# Set task:
Count every line that has "title" in it and give the total, nothing more.

[Structured figure records]
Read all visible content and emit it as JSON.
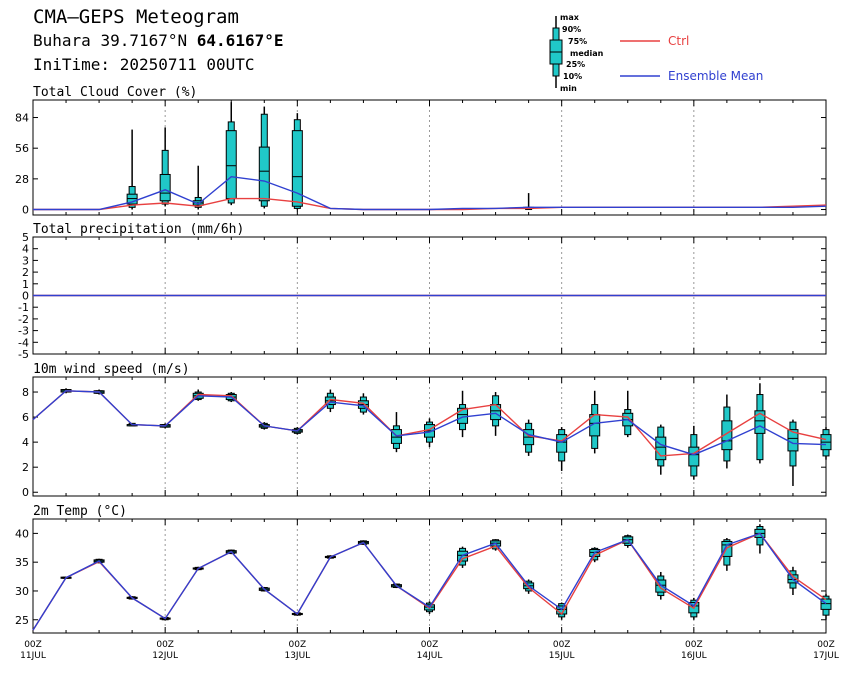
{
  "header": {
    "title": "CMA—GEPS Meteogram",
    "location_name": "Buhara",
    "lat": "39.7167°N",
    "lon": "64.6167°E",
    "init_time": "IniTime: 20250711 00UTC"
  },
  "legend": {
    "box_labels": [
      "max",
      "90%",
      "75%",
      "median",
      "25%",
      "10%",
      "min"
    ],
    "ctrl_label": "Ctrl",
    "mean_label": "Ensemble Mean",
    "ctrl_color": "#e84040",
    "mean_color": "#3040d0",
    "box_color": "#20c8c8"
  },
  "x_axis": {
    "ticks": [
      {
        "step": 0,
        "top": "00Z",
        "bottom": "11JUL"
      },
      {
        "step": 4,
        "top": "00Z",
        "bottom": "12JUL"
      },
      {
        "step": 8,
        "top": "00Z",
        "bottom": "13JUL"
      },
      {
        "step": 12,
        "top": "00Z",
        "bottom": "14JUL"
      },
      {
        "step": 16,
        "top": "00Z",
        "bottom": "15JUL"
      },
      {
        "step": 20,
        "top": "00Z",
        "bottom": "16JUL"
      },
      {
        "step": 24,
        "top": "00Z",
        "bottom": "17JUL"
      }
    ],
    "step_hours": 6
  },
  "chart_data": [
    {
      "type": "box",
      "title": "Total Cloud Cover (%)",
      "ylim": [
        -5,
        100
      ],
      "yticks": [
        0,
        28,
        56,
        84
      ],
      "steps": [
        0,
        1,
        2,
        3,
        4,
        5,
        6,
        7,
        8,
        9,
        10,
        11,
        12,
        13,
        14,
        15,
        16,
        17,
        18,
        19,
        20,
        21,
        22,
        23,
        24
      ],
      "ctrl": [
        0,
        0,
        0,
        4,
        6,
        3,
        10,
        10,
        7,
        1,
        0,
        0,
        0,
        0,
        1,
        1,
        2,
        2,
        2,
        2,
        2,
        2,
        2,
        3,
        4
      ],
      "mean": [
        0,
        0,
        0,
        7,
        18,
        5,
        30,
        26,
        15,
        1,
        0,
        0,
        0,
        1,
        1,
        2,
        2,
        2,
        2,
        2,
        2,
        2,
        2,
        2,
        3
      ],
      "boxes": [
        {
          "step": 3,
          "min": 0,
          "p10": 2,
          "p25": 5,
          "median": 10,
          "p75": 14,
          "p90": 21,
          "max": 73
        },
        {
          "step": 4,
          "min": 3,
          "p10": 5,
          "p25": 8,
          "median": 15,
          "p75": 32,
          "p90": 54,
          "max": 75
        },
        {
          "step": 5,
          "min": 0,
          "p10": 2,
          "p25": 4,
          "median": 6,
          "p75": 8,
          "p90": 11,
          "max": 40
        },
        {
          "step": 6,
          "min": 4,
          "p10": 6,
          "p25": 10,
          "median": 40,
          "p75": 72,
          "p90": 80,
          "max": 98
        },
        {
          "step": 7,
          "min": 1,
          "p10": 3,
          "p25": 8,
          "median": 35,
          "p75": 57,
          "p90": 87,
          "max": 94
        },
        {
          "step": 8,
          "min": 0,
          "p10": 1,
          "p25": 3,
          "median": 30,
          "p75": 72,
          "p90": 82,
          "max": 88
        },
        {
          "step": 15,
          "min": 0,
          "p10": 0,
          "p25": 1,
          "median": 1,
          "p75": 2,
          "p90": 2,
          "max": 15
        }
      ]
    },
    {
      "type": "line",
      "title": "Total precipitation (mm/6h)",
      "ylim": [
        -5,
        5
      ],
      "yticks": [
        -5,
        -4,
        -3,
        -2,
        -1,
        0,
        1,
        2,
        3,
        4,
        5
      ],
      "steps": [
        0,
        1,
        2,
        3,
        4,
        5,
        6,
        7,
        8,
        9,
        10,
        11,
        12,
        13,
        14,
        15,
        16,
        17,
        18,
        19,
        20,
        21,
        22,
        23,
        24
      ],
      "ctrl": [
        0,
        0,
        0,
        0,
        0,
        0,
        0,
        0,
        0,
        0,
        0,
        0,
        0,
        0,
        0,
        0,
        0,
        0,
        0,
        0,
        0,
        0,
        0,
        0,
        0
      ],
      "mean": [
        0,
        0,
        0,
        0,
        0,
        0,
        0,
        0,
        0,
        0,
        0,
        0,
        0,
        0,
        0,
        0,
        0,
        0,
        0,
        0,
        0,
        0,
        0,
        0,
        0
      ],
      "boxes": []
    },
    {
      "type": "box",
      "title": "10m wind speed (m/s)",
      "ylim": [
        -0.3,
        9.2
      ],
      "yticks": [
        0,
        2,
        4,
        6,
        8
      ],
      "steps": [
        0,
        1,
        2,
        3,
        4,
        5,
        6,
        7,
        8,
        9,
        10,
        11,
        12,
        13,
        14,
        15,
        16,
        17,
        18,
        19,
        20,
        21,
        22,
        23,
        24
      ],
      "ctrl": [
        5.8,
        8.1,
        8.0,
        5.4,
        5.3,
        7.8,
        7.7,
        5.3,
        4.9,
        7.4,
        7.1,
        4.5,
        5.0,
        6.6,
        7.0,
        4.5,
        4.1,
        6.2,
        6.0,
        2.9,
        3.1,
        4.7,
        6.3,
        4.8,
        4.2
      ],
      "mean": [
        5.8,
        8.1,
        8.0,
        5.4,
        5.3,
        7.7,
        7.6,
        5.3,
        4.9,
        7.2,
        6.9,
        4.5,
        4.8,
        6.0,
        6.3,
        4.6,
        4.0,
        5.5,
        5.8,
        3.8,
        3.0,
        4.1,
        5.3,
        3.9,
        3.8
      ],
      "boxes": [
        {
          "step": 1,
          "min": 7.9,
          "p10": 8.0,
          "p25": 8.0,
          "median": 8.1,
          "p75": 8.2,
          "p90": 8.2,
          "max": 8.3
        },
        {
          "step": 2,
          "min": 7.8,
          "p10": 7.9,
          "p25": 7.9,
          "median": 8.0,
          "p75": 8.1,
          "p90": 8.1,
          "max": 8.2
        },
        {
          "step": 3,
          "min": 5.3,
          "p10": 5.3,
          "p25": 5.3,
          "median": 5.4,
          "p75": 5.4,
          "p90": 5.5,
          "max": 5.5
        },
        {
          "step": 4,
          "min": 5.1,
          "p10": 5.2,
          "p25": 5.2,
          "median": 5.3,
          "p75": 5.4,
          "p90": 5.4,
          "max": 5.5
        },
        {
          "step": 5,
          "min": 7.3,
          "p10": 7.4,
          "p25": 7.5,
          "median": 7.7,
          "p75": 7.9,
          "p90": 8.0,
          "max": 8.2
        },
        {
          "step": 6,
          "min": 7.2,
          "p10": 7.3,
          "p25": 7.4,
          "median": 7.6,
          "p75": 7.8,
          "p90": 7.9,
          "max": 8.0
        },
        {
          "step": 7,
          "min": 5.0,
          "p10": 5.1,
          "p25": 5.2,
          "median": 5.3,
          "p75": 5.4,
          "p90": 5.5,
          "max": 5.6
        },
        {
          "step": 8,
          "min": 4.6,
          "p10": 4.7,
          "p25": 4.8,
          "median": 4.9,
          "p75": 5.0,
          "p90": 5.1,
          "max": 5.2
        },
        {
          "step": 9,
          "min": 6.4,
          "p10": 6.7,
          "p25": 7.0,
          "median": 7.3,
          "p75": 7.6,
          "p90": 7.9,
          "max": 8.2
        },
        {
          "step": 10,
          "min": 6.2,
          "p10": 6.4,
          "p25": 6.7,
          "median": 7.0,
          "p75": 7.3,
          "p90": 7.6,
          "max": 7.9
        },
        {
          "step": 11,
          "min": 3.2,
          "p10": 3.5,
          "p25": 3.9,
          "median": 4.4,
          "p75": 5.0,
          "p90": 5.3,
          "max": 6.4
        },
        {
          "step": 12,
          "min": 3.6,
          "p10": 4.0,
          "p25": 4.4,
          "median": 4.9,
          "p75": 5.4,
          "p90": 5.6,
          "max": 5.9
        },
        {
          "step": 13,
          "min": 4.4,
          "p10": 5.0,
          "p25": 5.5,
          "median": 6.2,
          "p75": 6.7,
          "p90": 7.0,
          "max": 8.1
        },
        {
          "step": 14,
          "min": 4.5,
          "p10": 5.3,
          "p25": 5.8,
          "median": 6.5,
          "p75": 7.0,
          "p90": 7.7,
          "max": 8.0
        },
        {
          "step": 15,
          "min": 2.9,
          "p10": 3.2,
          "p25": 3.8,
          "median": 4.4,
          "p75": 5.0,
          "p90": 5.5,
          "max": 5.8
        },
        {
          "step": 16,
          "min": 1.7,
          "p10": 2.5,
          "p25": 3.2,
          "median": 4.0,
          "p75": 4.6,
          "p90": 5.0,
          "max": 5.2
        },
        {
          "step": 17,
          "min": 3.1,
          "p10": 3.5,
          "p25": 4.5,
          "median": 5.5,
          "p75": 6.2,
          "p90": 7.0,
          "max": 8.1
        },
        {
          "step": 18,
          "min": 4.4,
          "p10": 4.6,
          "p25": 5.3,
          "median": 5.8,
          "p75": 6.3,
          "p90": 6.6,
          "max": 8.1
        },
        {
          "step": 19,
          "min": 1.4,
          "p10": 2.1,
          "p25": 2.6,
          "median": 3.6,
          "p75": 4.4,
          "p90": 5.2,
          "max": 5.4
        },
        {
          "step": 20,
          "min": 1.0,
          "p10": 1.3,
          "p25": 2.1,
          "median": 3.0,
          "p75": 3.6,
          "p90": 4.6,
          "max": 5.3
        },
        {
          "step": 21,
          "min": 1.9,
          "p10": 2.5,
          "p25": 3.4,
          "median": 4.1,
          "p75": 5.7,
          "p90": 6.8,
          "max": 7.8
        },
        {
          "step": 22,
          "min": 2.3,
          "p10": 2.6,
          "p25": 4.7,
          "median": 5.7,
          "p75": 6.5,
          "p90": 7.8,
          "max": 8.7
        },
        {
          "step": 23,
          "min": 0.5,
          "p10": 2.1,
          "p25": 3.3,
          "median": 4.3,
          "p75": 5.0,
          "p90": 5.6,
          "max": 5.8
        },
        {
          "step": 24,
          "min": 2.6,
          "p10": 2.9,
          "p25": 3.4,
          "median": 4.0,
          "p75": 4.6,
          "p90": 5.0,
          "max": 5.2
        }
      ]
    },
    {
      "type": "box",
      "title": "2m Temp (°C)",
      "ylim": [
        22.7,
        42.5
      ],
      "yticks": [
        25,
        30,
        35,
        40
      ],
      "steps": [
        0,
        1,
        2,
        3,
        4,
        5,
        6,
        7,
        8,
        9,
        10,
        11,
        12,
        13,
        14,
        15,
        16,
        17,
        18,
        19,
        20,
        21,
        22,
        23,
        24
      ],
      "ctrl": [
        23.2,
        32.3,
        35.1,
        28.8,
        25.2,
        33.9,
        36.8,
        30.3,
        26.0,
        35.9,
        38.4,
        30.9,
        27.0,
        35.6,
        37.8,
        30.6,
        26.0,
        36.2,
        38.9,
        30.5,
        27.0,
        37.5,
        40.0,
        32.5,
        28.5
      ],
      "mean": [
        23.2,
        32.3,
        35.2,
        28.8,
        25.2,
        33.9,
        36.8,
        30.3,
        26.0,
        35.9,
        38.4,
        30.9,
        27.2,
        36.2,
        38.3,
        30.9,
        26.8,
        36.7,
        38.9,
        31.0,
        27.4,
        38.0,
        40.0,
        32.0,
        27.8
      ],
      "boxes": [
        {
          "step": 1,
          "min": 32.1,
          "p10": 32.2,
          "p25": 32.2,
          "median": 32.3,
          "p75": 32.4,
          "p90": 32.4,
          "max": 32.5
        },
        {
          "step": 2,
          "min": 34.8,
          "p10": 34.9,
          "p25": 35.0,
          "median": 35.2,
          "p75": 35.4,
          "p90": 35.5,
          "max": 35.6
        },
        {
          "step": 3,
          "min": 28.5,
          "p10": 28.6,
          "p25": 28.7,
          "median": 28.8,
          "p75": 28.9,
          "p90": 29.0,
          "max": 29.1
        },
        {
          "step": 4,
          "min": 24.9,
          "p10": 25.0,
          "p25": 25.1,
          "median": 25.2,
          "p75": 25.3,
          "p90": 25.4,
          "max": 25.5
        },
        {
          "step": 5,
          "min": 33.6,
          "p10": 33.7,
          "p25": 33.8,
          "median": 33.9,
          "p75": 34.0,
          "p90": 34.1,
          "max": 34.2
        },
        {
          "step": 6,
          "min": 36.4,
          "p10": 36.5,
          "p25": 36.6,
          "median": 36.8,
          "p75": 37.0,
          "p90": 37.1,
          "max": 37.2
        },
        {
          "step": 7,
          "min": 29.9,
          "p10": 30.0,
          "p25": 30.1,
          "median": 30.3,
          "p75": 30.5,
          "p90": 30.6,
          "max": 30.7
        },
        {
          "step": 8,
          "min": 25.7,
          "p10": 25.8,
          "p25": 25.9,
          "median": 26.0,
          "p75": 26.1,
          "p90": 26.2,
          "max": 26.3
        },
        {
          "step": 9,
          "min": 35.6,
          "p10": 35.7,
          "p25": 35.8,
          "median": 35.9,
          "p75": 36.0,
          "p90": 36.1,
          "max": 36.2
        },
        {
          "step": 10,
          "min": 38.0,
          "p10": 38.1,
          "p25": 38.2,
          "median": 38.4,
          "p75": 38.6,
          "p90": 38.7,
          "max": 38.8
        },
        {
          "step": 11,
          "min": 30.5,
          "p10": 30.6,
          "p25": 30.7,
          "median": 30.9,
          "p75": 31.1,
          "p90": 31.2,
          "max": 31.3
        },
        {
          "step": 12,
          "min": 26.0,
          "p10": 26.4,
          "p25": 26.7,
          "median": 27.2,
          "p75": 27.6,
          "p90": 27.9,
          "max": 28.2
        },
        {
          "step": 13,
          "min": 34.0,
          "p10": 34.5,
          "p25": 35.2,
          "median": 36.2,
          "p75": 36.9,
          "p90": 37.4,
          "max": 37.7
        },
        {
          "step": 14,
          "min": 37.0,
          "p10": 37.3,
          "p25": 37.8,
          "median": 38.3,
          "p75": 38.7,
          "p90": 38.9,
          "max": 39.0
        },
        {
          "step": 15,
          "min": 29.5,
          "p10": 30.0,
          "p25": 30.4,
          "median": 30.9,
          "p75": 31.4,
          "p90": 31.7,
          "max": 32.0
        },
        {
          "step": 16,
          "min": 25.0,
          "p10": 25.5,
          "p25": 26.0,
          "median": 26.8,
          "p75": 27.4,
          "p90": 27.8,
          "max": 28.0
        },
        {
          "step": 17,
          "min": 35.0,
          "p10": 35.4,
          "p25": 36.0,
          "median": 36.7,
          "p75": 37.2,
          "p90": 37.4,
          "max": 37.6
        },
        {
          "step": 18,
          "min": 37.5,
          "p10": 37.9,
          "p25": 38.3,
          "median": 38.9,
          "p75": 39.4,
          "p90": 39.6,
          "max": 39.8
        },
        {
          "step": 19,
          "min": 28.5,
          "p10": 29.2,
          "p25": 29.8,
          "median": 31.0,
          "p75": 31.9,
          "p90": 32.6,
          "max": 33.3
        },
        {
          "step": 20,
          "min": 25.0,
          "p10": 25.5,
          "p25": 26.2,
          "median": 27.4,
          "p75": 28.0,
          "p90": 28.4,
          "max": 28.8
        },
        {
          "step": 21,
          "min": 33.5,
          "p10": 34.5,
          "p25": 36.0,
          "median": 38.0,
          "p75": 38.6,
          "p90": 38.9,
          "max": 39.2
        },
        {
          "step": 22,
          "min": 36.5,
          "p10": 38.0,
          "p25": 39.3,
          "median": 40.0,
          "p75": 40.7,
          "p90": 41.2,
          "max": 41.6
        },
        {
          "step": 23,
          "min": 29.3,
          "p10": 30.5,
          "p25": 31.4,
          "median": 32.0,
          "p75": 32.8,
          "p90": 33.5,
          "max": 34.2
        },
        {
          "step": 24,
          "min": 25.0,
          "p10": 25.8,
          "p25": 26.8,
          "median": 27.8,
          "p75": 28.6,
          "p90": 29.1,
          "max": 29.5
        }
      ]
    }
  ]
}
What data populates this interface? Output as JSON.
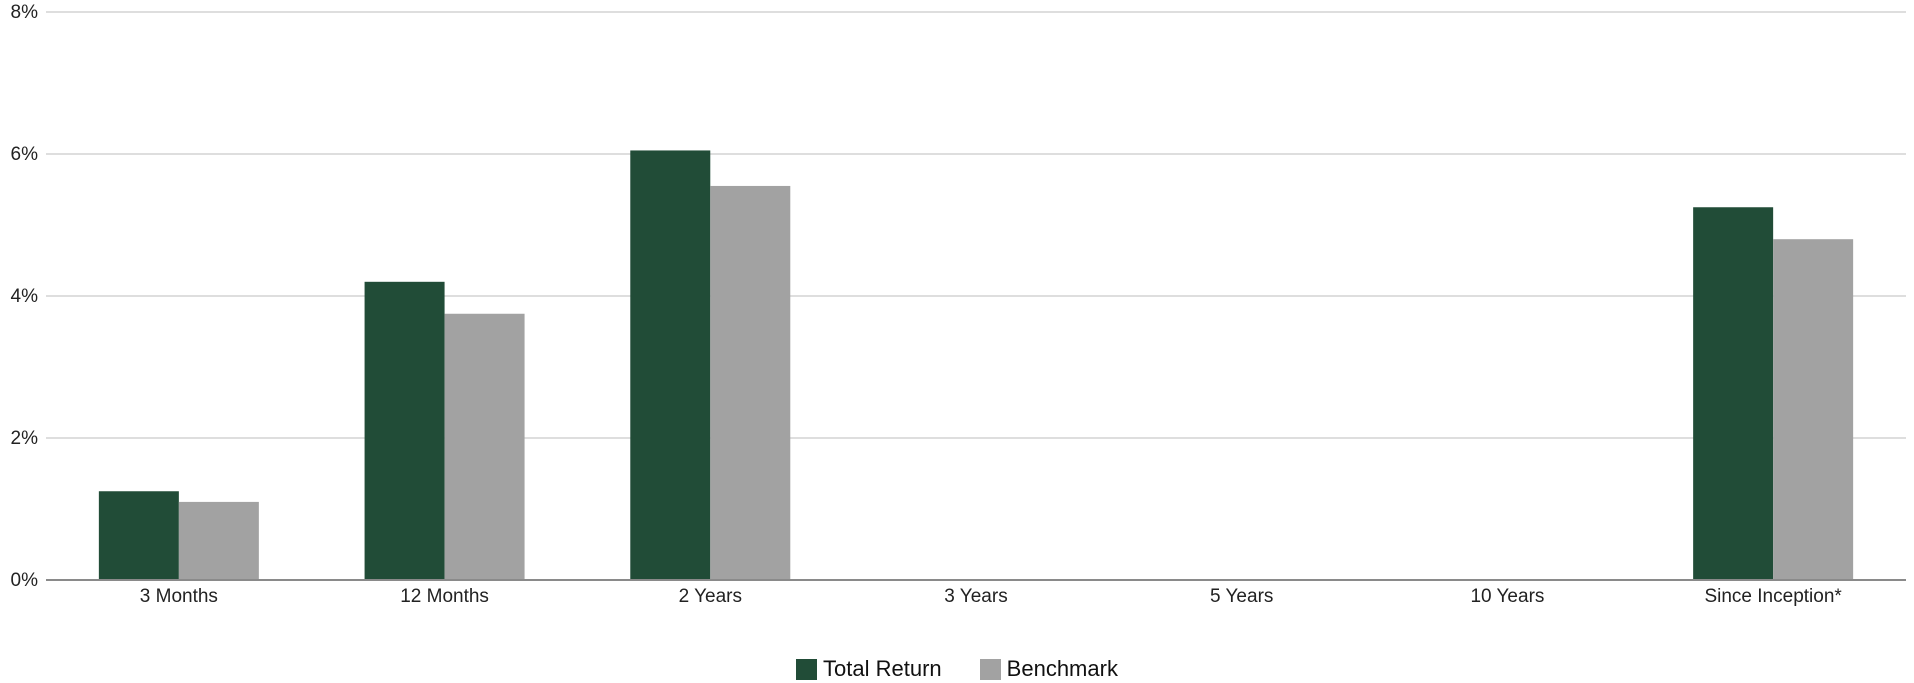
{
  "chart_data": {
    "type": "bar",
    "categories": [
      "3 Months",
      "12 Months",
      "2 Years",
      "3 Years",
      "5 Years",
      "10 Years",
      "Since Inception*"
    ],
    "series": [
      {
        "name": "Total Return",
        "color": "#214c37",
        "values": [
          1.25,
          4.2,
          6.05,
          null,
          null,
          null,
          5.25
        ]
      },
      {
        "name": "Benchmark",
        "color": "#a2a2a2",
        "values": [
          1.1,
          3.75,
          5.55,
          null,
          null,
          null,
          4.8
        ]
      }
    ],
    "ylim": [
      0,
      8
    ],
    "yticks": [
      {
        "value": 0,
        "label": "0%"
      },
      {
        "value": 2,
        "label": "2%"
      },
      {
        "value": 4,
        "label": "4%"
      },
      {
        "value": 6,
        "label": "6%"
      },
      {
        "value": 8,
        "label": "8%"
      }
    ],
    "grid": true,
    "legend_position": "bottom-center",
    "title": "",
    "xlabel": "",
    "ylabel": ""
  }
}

# Solution to the problem:
6